Exercise objective> Extract every line of the listing below and reproduce each one verbatim, character for character.

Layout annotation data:
######

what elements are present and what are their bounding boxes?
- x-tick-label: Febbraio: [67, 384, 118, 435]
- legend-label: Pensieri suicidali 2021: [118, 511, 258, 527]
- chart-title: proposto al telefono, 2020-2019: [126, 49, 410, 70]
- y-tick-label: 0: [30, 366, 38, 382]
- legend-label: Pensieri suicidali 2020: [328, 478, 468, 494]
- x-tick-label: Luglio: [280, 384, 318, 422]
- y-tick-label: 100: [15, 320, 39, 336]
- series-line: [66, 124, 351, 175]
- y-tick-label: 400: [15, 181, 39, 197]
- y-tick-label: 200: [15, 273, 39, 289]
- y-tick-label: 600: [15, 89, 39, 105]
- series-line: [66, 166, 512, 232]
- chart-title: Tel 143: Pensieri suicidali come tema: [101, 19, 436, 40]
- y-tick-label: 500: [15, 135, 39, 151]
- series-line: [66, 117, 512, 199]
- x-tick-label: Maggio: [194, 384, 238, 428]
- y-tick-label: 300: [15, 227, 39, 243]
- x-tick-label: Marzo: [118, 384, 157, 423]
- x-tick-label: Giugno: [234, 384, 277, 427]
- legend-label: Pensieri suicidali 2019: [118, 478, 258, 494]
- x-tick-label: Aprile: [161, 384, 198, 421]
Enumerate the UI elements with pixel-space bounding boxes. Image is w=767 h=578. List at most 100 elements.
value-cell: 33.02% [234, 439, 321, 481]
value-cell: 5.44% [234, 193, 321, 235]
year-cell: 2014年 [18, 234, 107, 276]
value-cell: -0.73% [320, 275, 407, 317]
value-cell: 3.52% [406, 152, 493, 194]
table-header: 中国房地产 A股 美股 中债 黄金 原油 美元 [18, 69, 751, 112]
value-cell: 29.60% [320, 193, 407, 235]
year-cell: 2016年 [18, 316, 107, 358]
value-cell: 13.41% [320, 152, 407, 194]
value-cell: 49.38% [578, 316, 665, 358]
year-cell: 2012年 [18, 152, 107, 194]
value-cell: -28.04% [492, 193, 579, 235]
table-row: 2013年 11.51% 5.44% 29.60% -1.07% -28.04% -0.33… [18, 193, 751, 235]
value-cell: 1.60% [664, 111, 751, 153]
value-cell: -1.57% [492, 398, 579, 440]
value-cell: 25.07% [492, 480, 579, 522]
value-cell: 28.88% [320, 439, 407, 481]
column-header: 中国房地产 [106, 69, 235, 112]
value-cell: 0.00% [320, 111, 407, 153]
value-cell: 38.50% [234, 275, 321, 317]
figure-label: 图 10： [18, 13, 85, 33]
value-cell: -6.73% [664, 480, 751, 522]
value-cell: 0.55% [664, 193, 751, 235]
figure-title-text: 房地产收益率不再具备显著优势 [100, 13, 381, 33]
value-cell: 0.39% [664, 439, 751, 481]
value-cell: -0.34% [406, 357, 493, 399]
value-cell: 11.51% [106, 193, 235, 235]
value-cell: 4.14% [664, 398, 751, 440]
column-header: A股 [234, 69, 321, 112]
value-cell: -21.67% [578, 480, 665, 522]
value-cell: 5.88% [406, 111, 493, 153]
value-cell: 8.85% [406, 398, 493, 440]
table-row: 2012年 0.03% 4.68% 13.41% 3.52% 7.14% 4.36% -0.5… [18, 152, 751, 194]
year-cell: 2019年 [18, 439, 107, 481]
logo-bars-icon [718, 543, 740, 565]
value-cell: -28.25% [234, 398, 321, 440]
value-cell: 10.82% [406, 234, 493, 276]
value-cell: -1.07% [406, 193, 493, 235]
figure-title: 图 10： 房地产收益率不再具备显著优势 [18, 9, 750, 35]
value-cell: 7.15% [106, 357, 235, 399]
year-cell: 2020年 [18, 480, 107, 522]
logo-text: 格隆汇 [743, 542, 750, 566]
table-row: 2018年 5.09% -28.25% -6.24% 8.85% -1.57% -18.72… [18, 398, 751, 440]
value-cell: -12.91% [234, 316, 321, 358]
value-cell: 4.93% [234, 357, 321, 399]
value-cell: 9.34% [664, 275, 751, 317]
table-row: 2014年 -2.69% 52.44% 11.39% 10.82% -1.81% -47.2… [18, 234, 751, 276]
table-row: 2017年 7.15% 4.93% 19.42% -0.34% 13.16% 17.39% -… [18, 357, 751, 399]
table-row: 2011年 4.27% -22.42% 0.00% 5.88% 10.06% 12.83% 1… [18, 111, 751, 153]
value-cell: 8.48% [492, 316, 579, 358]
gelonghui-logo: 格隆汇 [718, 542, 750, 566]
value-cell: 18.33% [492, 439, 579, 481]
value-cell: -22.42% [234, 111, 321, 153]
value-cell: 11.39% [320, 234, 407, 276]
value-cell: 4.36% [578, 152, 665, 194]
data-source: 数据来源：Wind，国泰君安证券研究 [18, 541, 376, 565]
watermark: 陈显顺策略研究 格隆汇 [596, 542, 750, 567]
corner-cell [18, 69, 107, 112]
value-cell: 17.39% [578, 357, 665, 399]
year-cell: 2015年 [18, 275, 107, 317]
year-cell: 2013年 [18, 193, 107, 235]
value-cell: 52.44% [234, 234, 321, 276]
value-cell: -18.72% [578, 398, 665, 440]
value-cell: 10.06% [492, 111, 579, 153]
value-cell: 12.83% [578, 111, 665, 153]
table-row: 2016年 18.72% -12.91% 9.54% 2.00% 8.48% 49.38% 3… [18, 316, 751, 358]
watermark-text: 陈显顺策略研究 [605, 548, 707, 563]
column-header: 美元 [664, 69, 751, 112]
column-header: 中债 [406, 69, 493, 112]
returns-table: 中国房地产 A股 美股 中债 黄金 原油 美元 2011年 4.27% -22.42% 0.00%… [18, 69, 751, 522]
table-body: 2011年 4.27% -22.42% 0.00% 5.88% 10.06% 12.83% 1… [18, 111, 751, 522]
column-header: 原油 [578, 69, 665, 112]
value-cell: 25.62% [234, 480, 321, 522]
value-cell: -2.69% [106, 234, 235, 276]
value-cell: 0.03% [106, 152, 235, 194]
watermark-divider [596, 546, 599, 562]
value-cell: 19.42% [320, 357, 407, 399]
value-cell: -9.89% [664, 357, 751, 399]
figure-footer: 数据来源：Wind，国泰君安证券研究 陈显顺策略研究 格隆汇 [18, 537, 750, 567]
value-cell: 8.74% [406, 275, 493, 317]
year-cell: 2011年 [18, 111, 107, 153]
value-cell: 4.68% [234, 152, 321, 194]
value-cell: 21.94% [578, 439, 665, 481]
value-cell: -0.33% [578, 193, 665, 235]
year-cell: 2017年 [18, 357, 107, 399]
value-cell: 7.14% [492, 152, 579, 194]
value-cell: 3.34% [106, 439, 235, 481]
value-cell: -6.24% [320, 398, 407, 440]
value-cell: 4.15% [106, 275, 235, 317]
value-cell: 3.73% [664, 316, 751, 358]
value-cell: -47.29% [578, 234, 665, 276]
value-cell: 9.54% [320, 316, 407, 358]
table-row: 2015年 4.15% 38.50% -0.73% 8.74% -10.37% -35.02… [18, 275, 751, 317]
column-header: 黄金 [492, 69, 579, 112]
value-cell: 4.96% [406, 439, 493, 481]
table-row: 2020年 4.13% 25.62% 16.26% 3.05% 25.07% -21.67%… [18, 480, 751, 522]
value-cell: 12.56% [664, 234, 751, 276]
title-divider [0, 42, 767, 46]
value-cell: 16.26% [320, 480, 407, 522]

######

Solution below>
what elements are present and what are their bounding boxes?
- x-tick-label: Febbraio: [67, 384, 118, 435]
- legend-label: Pensieri suicidali 2021: [118, 511, 258, 527]
- chart-title: proposto al telefono, 2020-2019: [126, 49, 410, 70]
- y-tick-label: 0: [30, 366, 38, 382]
- legend-label: Pensieri suicidali 2020: [328, 478, 468, 494]
- x-tick-label: Luglio: [280, 384, 318, 422]
- y-tick-label: 100: [15, 320, 39, 336]
- series-line: [66, 124, 351, 175]
- y-tick-label: 400: [15, 181, 39, 197]
- y-tick-label: 200: [15, 273, 39, 289]
- y-tick-label: 600: [15, 89, 39, 105]
- series-line: [66, 166, 512, 232]
- chart-title: Tel 143: Pensieri suicidali come tema: [101, 19, 436, 40]
- y-tick-label: 500: [15, 135, 39, 151]
- series-line: [66, 117, 512, 199]
- x-tick-label: Maggio: [194, 384, 238, 428]
- y-tick-label: 300: [15, 227, 39, 243]
- x-tick-label: Marzo: [118, 384, 157, 423]
- x-tick-label: Giugno: [234, 384, 277, 427]
- legend-label: Pensieri suicidali 2019: [118, 478, 258, 494]
- x-tick-label: Aprile: [161, 384, 198, 421]
Enumerate the UI elements with pixel-space bounding boxes. Image is w=767 h=578. List at most 100 elements.
value-cell: 33.02% [234, 439, 321, 481]
value-cell: 5.44% [234, 193, 321, 235]
year-cell: 2014年 [18, 234, 107, 276]
value-cell: -0.73% [320, 275, 407, 317]
value-cell: 3.52% [406, 152, 493, 194]
table-header: 中国房地产 A股 美股 中债 黄金 原油 美元 [18, 69, 751, 112]
value-cell: 29.60% [320, 193, 407, 235]
year-cell: 2016年 [18, 316, 107, 358]
value-cell: 13.41% [320, 152, 407, 194]
value-cell: 49.38% [578, 316, 665, 358]
year-cell: 2012年 [18, 152, 107, 194]
value-cell: -28.04% [492, 193, 579, 235]
table-row: 2013年 11.51% 5.44% 29.60% -1.07% -28.04% -0.33… [18, 193, 751, 235]
value-cell: 1.60% [664, 111, 751, 153]
value-cell: -1.57% [492, 398, 579, 440]
value-cell: 25.07% [492, 480, 579, 522]
value-cell: 28.88% [320, 439, 407, 481]
column-header: 中国房地产 [106, 69, 235, 112]
value-cell: 0.00% [320, 111, 407, 153]
value-cell: 38.50% [234, 275, 321, 317]
figure-label: 图 10： [18, 13, 85, 33]
value-cell: -6.73% [664, 480, 751, 522]
value-cell: 0.55% [664, 193, 751, 235]
figure-title-text: 房地产收益率不再具备显著优势 [100, 13, 381, 33]
value-cell: 0.39% [664, 439, 751, 481]
value-cell: -0.34% [406, 357, 493, 399]
value-cell: 11.51% [106, 193, 235, 235]
value-cell: 4.14% [664, 398, 751, 440]
column-header: A股 [234, 69, 321, 112]
value-cell: -21.67% [578, 480, 665, 522]
value-cell: 5.88% [406, 111, 493, 153]
value-cell: 8.85% [406, 398, 493, 440]
table-row: 2012年 0.03% 4.68% 13.41% 3.52% 7.14% 4.36% -0.5… [18, 152, 751, 194]
year-cell: 2019年 [18, 439, 107, 481]
logo-bars-icon [718, 543, 740, 565]
value-cell: -28.25% [234, 398, 321, 440]
value-cell: 10.82% [406, 234, 493, 276]
value-cell: -1.07% [406, 193, 493, 235]
figure-title: 图 10： 房地产收益率不再具备显著优势 [18, 9, 750, 35]
value-cell: 7.15% [106, 357, 235, 399]
year-cell: 2020年 [18, 480, 107, 522]
logo-text: 格隆汇 [743, 542, 750, 566]
table-row: 2018年 5.09% -28.25% -6.24% 8.85% -1.57% -18.72… [18, 398, 751, 440]
value-cell: -12.91% [234, 316, 321, 358]
value-cell: 4.93% [234, 357, 321, 399]
value-cell: 9.34% [664, 275, 751, 317]
table-row: 2014年 -2.69% 52.44% 11.39% 10.82% -1.81% -47.2… [18, 234, 751, 276]
table-row: 2017年 7.15% 4.93% 19.42% -0.34% 13.16% 17.39% -… [18, 357, 751, 399]
table-row: 2011年 4.27% -22.42% 0.00% 5.88% 10.06% 12.83% 1… [18, 111, 751, 153]
value-cell: 8.48% [492, 316, 579, 358]
gelonghui-logo: 格隆汇 [718, 542, 750, 566]
value-cell: 18.33% [492, 439, 579, 481]
value-cell: -22.42% [234, 111, 321, 153]
value-cell: 11.39% [320, 234, 407, 276]
value-cell: 4.36% [578, 152, 665, 194]
data-source: 数据来源：Wind，国泰君安证券研究 [18, 541, 376, 565]
watermark: 陈显顺策略研究 格隆汇 [596, 542, 750, 567]
corner-cell [18, 69, 107, 112]
value-cell: 17.39% [578, 357, 665, 399]
year-cell: 2015年 [18, 275, 107, 317]
year-cell: 2013年 [18, 193, 107, 235]
value-cell: 52.44% [234, 234, 321, 276]
value-cell: -18.72% [578, 398, 665, 440]
value-cell: 10.06% [492, 111, 579, 153]
value-cell: 12.83% [578, 111, 665, 153]
table-row: 2016年 18.72% -12.91% 9.54% 2.00% 8.48% 49.38% 3… [18, 316, 751, 358]
watermark-text: 陈显顺策略研究 [605, 548, 707, 563]
column-header: 美元 [664, 69, 751, 112]
column-header: 中债 [406, 69, 493, 112]
returns-table: 中国房地产 A股 美股 中债 黄金 原油 美元 2011年 4.27% -22.42% 0.00%… [18, 69, 751, 522]
table-body: 2011年 4.27% -22.42% 0.00% 5.88% 10.06% 12.83% 1… [18, 111, 751, 522]
column-header: 原油 [578, 69, 665, 112]
value-cell: 25.62% [234, 480, 321, 522]
value-cell: -2.69% [106, 234, 235, 276]
value-cell: 0.03% [106, 152, 235, 194]
watermark-divider [596, 546, 599, 562]
value-cell: 19.42% [320, 357, 407, 399]
value-cell: -9.89% [664, 357, 751, 399]
figure-footer: 数据来源：Wind，国泰君安证券研究 陈显顺策略研究 格隆汇 [18, 537, 750, 567]
value-cell: 8.74% [406, 275, 493, 317]
year-cell: 2011年 [18, 111, 107, 153]
value-cell: 4.68% [234, 152, 321, 194]
value-cell: 21.94% [578, 439, 665, 481]
value-cell: -0.33% [578, 193, 665, 235]
year-cell: 2017年 [18, 357, 107, 399]
value-cell: 7.14% [492, 152, 579, 194]
value-cell: 3.34% [106, 439, 235, 481]
value-cell: -6.24% [320, 398, 407, 440]
value-cell: 4.15% [106, 275, 235, 317]
value-cell: 3.73% [664, 316, 751, 358]
value-cell: -47.29% [578, 234, 665, 276]
value-cell: 9.54% [320, 316, 407, 358]
table-row: 2015年 4.15% 38.50% -0.73% 8.74% -10.37% -35.02… [18, 275, 751, 317]
column-header: 黄金 [492, 69, 579, 112]
value-cell: 4.96% [406, 439, 493, 481]
table-row: 2020年 4.13% 25.62% 16.26% 3.05% 25.07% -21.67%… [18, 480, 751, 522]
value-cell: 12.56% [664, 234, 751, 276]
title-divider [0, 42, 767, 46]
value-cell: 16.26% [320, 480, 407, 522]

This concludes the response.